* [REQUIREMENTS]:
Pick out the lines below with "Percent" and list them.

* [EXTRACTED INFORMATION]:

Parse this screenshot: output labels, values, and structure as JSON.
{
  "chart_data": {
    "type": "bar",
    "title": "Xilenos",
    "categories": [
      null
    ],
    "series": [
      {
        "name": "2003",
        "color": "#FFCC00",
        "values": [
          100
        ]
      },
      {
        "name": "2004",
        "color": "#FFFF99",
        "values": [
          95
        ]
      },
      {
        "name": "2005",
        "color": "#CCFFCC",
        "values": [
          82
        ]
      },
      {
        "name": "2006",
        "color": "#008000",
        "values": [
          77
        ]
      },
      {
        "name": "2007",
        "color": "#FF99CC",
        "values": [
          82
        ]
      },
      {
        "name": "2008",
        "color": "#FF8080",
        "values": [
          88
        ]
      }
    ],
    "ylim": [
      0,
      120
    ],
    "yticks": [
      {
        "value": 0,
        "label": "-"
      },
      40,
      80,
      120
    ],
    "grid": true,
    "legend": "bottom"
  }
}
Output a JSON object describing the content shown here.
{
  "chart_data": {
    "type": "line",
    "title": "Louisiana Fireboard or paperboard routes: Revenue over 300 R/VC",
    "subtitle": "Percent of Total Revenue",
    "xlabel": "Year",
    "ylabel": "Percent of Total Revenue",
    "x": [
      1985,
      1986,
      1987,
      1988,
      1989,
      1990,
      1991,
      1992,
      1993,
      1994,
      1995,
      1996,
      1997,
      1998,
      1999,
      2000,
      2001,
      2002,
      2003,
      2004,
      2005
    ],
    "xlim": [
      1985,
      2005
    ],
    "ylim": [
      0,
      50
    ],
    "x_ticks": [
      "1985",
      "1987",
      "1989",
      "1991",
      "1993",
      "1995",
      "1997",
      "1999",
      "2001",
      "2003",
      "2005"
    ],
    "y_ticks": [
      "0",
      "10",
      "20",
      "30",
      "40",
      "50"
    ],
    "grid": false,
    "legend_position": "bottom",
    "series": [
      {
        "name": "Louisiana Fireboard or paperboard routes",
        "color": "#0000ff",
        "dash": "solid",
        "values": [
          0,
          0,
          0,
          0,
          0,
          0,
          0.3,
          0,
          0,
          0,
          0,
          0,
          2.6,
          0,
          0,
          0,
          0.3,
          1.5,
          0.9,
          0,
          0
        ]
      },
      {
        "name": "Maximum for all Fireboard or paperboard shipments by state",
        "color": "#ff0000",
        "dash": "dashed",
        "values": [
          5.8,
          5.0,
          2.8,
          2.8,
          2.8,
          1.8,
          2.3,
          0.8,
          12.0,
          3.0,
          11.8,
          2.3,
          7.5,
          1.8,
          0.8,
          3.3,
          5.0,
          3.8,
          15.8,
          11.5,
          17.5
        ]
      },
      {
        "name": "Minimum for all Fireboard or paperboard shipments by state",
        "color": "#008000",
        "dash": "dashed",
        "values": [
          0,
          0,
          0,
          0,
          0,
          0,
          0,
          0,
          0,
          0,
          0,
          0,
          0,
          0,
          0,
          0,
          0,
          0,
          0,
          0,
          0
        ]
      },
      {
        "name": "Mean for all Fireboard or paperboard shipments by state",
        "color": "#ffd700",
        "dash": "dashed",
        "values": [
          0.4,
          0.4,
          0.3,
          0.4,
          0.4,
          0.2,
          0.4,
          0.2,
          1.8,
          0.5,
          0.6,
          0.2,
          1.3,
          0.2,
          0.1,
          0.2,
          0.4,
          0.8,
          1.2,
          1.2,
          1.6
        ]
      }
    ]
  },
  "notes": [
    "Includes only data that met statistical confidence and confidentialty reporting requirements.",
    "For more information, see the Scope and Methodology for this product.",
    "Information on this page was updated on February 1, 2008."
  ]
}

* [WRITTEN RESPONSE]:
    "subtitle": "Percent of Total Revenue",
    "ylabel": "Percent of Total Revenue",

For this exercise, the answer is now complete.